Repeat the whole of the data, keeping every detail the same.
═══
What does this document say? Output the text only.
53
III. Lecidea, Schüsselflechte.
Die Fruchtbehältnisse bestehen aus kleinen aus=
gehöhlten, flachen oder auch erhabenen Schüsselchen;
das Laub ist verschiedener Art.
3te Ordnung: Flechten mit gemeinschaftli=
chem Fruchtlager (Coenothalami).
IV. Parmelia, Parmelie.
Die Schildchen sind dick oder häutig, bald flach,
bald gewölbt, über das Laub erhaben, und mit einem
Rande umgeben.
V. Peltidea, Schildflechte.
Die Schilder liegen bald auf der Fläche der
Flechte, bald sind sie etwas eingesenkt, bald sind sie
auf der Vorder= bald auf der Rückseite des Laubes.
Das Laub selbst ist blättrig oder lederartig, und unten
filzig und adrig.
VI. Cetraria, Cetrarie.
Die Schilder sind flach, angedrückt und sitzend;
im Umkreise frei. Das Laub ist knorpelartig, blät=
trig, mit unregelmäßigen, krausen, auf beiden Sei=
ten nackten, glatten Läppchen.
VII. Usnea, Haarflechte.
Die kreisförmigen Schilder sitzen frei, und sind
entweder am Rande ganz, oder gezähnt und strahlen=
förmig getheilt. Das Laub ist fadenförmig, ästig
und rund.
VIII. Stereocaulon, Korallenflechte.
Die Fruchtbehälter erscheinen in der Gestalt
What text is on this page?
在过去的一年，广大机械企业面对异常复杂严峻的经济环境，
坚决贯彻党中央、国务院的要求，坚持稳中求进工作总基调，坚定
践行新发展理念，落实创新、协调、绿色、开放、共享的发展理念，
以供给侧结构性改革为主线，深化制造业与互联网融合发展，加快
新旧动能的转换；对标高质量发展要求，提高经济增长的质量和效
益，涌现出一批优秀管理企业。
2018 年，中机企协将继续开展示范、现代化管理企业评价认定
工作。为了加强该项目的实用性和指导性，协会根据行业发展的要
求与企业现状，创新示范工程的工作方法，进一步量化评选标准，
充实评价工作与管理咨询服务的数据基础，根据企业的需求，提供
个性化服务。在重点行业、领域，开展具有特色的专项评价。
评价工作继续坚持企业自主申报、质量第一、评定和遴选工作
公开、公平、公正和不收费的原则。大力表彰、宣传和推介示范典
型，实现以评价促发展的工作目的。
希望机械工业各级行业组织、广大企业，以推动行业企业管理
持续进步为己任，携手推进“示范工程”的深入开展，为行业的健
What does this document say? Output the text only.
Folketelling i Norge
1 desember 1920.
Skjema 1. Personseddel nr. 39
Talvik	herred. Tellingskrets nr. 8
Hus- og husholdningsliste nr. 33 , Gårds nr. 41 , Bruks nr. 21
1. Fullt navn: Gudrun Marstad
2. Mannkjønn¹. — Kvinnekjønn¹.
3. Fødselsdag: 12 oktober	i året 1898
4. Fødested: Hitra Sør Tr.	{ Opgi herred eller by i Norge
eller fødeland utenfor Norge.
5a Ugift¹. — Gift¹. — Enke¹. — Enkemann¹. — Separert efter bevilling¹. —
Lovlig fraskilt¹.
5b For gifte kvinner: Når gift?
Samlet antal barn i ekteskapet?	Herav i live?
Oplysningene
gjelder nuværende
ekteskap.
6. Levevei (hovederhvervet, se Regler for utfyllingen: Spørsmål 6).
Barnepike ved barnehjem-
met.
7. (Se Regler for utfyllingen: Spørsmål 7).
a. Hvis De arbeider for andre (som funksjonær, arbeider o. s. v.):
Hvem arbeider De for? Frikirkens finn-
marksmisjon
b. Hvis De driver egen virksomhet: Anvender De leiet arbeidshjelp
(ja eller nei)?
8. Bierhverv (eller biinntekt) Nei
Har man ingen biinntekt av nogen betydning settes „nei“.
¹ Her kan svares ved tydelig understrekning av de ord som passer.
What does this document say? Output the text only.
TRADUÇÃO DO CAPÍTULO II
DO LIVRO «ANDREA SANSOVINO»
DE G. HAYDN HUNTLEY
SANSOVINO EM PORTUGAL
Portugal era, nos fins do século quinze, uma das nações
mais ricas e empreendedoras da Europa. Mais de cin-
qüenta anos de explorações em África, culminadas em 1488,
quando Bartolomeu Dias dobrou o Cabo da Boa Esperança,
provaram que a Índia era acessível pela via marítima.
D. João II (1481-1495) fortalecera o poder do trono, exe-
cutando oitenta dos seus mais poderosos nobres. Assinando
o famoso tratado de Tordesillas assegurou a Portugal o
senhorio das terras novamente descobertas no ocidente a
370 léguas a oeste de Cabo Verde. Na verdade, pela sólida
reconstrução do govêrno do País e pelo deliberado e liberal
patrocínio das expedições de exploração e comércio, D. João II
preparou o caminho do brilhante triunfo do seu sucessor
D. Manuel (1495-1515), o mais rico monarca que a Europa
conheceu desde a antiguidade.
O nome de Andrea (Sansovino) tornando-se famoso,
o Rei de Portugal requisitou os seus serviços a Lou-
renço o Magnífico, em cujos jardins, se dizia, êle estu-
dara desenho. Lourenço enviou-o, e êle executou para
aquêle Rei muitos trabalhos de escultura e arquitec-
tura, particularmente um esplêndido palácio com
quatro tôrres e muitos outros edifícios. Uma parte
═══
Output below ▸
What does this document say? Output the text only.
53
III. Lecidea, Schüsselflechte.
Die Fruchtbehältnisse bestehen aus kleinen aus=
gehöhlten, flachen oder auch erhabenen Schüsselchen;
das Laub ist verschiedener Art.
3te Ordnung: Flechten mit gemeinschaftli=
chem Fruchtlager (Coenothalami).
IV. Parmelia, Parmelie.
Die Schildchen sind dick oder häutig, bald flach,
bald gewölbt, über das Laub erhaben, und mit einem
Rande umgeben.
V. Peltidea, Schildflechte.
Die Schilder liegen bald auf der Fläche der
Flechte, bald sind sie etwas eingesenkt, bald sind sie
auf der Vorder= bald auf der Rückseite des Laubes.
Das Laub selbst ist blättrig oder lederartig, und unten
filzig und adrig.
VI. Cetraria, Cetrarie.
Die Schilder sind flach, angedrückt und sitzend;
im Umkreise frei. Das Laub ist knorpelartig, blät=
trig, mit unregelmäßigen, krausen, auf beiden Sei=
ten nackten, glatten Läppchen.
VII. Usnea, Haarflechte.
Die kreisförmigen Schilder sitzen frei, und sind
entweder am Rande ganz, oder gezähnt und strahlen=
förmig getheilt. Das Laub ist fadenförmig, ästig
und rund.
VIII. Stereocaulon, Korallenflechte.
Die Fruchtbehälter erscheinen in der Gestalt
What text is on this page?
在过去的一年，广大机械企业面对异常复杂严峻的经济环境，
坚决贯彻党中央、国务院的要求，坚持稳中求进工作总基调，坚定
践行新发展理念，落实创新、协调、绿色、开放、共享的发展理念，
以供给侧结构性改革为主线，深化制造业与互联网融合发展，加快
新旧动能的转换；对标高质量发展要求，提高经济增长的质量和效
益，涌现出一批优秀管理企业。
2018 年，中机企协将继续开展示范、现代化管理企业评价认定
工作。为了加强该项目的实用性和指导性，协会根据行业发展的要
求与企业现状，创新示范工程的工作方法，进一步量化评选标准，
充实评价工作与管理咨询服务的数据基础，根据企业的需求，提供
个性化服务。在重点行业、领域，开展具有特色的专项评价。
评价工作继续坚持企业自主申报、质量第一、评定和遴选工作
公开、公平、公正和不收费的原则。大力表彰、宣传和推介示范典
型，实现以评价促发展的工作目的。
希望机械工业各级行业组织、广大企业，以推动行业企业管理
持续进步为己任，携手推进“示范工程”的深入开展，为行业的健
What does this document say? Output the text only.
Folketelling i Norge
1 desember 1920.
Skjema 1. Personseddel nr. 39
Talvik	herred. Tellingskrets nr. 8
Hus- og husholdningsliste nr. 33 , Gårds nr. 41 , Bruks nr. 21
1. Fullt navn: Gudrun Marstad
2. Mannkjønn¹. — Kvinnekjønn¹.
3. Fødselsdag: 12 oktober	i året 1898
4. Fødested: Hitra Sør Tr.	{ Opgi herred eller by i Norge
eller fødeland utenfor Norge.
5a Ugift¹. — Gift¹. — Enke¹. — Enkemann¹. — Separert efter bevilling¹. —
Lovlig fraskilt¹.
5b For gifte kvinner: Når gift?
Samlet antal barn i ekteskapet?	Herav i live?
Oplysningene
gjelder nuværende
ekteskap.
6. Levevei (hovederhvervet, se Regler for utfyllingen: Spørsmål 6).
Barnepike ved barnehjem-
met.
7. (Se Regler for utfyllingen: Spørsmål 7).
a. Hvis De arbeider for andre (som funksjonær, arbeider o. s. v.):
Hvem arbeider De for? Frikirkens finn-
marksmisjon
b. Hvis De driver egen virksomhet: Anvender De leiet arbeidshjelp
(ja eller nei)?
8. Bierhverv (eller biinntekt) Nei
Har man ingen biinntekt av nogen betydning settes „nei“.
¹ Her kan svares ved tydelig understrekning av de ord som passer.
What does this document say? Output the text only.
TRADUÇÃO DO CAPÍTULO II
DO LIVRO «ANDREA SANSOVINO»
DE G. HAYDN HUNTLEY
SANSOVINO EM PORTUGAL
Portugal era, nos fins do século quinze, uma das nações
mais ricas e empreendedoras da Europa. Mais de cin-
qüenta anos de explorações em África, culminadas em 1488,
quando Bartolomeu Dias dobrou o Cabo da Boa Esperança,
provaram que a Índia era acessível pela via marítima.
D. João II (1481-1495) fortalecera o poder do trono, exe-
cutando oitenta dos seus mais poderosos nobres. Assinando
o famoso tratado de Tordesillas assegurou a Portugal o
senhorio das terras novamente descobertas no ocidente a
370 léguas a oeste de Cabo Verde. Na verdade, pela sólida
reconstrução do govêrno do País e pelo deliberado e liberal
patrocínio das expedições de exploração e comércio, D. João II
preparou o caminho do brilhante triunfo do seu sucessor
D. Manuel (1495-1515), o mais rico monarca que a Europa
conheceu desde a antiguidade.
O nome de Andrea (Sansovino) tornando-se famoso,
o Rei de Portugal requisitou os seus serviços a Lou-
renço o Magnífico, em cujos jardins, se dizia, êle estu-
dara desenho. Lourenço enviou-o, e êle executou para
aquêle Rei muitos trabalhos de escultura e arquitec-
tura, particularmente um esplêndido palácio com
quatro tôrres e muitos outros edifícios. Uma parte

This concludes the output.